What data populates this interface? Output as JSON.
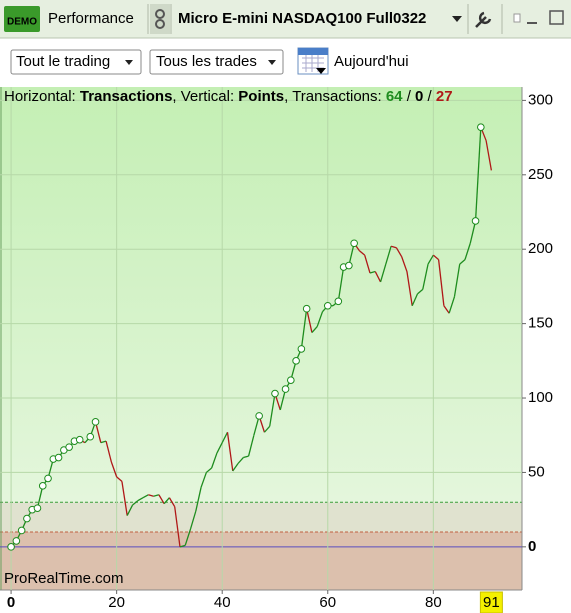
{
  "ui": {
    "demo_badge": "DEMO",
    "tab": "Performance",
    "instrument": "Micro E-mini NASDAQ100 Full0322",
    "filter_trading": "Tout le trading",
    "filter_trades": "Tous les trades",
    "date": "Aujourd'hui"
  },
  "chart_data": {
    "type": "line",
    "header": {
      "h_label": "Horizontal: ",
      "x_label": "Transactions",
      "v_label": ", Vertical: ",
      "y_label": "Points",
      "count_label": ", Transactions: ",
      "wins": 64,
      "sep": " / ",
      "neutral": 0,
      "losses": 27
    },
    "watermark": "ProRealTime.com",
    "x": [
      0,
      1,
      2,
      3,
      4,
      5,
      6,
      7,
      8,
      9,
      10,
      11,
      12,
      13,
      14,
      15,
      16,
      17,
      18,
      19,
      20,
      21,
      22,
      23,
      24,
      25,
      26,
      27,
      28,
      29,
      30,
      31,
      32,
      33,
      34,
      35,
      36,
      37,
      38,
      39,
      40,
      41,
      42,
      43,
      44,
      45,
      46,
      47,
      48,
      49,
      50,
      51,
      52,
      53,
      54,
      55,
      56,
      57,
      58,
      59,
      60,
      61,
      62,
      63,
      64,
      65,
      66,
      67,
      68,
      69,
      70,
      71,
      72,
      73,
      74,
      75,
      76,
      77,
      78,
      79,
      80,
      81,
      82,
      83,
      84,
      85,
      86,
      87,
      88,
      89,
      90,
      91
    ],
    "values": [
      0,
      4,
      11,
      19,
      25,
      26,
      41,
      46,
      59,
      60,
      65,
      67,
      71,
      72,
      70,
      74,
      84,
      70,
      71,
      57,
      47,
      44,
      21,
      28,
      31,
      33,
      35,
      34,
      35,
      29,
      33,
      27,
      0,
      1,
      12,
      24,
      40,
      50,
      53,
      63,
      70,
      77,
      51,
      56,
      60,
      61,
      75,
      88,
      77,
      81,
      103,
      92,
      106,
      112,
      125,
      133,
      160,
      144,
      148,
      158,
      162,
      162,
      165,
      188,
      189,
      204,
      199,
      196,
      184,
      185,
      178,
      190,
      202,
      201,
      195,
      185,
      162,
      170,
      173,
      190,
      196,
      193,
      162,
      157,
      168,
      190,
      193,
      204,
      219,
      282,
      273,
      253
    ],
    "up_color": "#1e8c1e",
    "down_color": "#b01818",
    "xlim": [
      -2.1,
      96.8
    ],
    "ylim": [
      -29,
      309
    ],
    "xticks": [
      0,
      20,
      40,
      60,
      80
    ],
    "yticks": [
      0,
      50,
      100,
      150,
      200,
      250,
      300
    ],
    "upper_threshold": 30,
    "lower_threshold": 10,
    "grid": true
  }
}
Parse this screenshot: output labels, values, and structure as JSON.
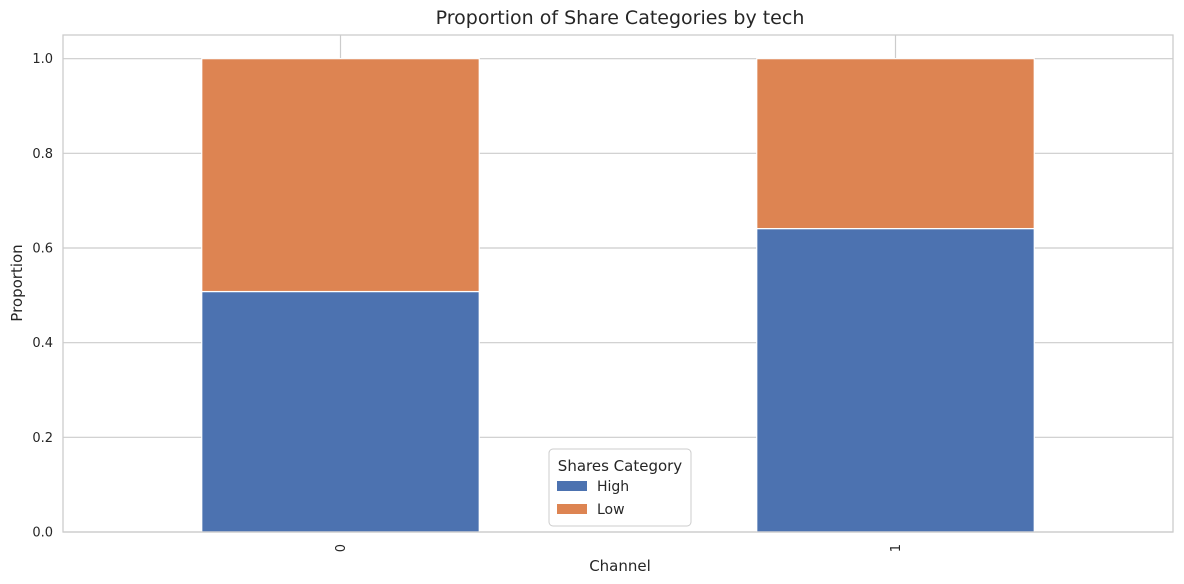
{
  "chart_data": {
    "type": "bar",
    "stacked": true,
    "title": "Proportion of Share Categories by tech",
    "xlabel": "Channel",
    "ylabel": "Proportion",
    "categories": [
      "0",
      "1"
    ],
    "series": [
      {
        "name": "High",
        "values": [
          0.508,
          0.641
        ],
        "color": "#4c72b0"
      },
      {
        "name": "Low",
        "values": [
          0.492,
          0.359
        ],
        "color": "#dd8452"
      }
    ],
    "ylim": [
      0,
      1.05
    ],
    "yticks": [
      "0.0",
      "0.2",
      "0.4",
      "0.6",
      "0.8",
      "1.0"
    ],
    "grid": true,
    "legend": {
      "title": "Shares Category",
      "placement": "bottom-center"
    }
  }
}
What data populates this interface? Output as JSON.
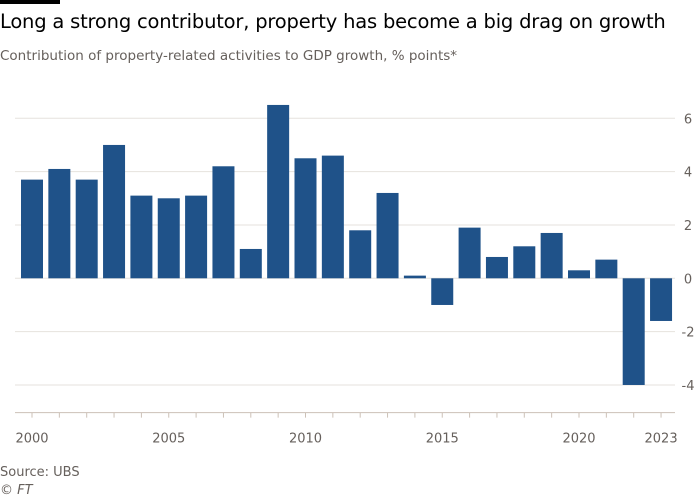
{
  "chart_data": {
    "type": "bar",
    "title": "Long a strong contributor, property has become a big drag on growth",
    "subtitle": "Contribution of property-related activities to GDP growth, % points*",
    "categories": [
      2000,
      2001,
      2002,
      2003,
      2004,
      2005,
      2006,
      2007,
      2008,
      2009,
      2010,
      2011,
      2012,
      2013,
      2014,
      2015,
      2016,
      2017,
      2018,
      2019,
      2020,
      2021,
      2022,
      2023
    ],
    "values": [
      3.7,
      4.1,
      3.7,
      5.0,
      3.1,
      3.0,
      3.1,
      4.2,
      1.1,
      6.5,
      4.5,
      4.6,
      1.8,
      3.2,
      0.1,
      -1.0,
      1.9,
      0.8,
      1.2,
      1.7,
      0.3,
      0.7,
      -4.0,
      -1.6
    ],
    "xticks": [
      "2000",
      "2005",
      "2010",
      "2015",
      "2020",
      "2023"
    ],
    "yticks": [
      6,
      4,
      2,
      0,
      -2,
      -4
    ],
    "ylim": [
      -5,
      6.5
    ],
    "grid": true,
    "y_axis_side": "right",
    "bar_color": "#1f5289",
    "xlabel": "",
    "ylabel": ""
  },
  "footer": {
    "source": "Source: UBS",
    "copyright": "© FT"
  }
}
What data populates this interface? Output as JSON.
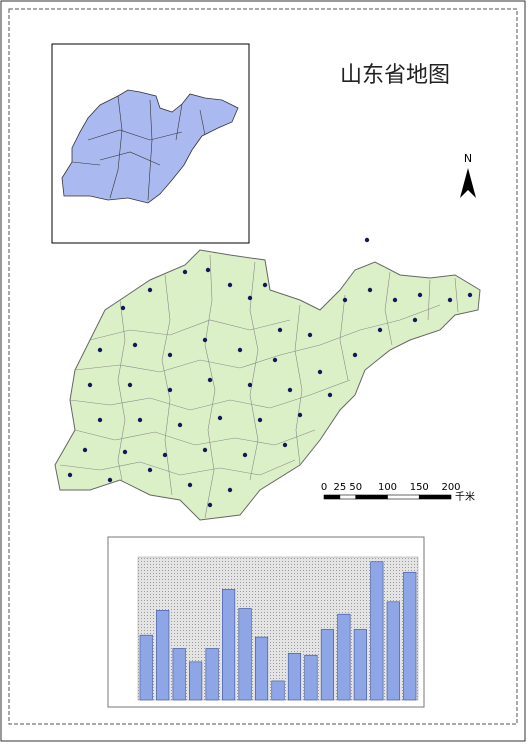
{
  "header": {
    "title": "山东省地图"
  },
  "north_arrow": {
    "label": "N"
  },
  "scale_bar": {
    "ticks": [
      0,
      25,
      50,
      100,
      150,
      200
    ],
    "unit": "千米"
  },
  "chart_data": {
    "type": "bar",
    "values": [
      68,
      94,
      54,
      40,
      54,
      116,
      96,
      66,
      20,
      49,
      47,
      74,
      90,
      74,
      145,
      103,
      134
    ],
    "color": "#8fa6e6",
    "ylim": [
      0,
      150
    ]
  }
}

========================

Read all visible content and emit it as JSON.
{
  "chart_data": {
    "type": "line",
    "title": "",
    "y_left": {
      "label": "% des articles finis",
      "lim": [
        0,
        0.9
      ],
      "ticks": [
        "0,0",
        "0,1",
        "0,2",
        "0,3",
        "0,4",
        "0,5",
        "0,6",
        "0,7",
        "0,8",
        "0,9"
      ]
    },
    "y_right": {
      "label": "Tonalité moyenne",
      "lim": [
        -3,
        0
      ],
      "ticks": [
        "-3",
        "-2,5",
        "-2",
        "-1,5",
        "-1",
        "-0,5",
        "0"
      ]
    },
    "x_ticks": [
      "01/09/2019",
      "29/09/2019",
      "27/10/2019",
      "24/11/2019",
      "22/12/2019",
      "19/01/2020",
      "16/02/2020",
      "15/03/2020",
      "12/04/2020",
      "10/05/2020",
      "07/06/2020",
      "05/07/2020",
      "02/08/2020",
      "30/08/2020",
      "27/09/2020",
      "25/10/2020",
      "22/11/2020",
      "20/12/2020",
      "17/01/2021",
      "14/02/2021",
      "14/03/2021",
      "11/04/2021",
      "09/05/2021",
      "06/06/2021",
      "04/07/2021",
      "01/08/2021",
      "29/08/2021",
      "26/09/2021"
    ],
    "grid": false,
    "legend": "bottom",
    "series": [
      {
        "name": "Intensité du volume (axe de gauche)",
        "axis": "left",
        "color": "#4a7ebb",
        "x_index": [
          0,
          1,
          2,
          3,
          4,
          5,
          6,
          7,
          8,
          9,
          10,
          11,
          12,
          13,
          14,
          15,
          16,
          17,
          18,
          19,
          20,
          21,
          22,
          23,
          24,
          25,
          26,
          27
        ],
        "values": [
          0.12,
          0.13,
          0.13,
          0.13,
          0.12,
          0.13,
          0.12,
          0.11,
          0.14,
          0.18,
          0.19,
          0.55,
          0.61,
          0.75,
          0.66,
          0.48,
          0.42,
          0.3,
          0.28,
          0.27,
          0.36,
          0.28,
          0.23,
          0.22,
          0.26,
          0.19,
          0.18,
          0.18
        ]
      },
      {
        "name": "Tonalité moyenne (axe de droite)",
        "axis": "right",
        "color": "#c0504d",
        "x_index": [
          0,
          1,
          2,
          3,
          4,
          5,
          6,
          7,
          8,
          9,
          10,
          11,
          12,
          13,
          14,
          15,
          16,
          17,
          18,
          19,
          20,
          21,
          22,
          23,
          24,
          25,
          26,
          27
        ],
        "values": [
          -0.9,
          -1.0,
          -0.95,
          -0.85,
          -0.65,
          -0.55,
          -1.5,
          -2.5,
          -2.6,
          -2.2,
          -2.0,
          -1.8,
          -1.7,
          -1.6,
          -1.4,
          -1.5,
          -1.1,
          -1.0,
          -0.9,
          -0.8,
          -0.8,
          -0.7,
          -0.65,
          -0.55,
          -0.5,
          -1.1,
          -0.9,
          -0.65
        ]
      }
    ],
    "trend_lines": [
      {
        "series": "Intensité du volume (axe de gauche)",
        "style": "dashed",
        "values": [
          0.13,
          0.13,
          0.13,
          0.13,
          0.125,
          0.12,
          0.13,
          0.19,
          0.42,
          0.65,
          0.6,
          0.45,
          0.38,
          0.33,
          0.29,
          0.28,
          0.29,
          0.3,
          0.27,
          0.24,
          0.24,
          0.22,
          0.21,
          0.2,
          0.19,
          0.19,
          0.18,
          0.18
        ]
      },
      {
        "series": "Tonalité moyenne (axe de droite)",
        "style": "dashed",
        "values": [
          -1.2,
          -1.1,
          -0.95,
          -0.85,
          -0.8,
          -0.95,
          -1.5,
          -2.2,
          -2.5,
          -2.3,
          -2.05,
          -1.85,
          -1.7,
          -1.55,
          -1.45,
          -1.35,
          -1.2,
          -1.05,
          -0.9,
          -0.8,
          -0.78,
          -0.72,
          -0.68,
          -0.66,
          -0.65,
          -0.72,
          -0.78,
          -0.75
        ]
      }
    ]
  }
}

========================

Lines containing the string "true" are to be selected and copied.

    "grid": true
    "stacked": true,
    "grid": true,
    "grid": true,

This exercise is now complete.